▸ **To be done**
In the entries that follow, count each line containing "JSON" and state the total, nothing more.

▸ **Data**
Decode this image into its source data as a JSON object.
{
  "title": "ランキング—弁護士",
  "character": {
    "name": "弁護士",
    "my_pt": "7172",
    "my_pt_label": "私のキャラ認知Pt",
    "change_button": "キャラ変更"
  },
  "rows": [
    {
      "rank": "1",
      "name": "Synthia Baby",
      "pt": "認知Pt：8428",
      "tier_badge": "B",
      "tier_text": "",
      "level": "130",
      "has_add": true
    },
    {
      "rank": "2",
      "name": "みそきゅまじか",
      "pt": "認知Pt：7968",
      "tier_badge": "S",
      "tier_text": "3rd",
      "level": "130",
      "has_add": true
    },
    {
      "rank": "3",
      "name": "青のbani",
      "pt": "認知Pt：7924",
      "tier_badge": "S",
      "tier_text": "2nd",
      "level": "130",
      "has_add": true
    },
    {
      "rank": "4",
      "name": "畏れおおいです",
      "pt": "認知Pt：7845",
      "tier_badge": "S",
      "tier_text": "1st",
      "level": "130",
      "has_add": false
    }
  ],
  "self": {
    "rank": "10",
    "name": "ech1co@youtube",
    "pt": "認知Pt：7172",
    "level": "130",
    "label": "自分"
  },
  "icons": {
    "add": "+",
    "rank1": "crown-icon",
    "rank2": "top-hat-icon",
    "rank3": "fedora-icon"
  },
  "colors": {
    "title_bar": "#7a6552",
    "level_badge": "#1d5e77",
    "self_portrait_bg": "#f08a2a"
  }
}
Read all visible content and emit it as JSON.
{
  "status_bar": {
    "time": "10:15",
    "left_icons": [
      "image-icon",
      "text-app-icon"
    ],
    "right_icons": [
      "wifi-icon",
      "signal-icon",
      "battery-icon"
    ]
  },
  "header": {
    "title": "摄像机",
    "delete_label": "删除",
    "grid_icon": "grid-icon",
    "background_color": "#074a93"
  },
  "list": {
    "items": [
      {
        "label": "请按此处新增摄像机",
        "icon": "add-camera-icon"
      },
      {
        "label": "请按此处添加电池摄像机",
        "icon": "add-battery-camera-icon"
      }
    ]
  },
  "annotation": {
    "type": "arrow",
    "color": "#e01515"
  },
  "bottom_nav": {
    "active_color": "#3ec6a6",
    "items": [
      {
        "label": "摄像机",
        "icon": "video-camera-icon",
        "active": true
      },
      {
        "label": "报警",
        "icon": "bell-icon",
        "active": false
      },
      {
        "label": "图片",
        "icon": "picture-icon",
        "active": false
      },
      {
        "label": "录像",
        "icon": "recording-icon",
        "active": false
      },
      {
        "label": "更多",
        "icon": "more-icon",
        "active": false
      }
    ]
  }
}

▸ **Full answer**
2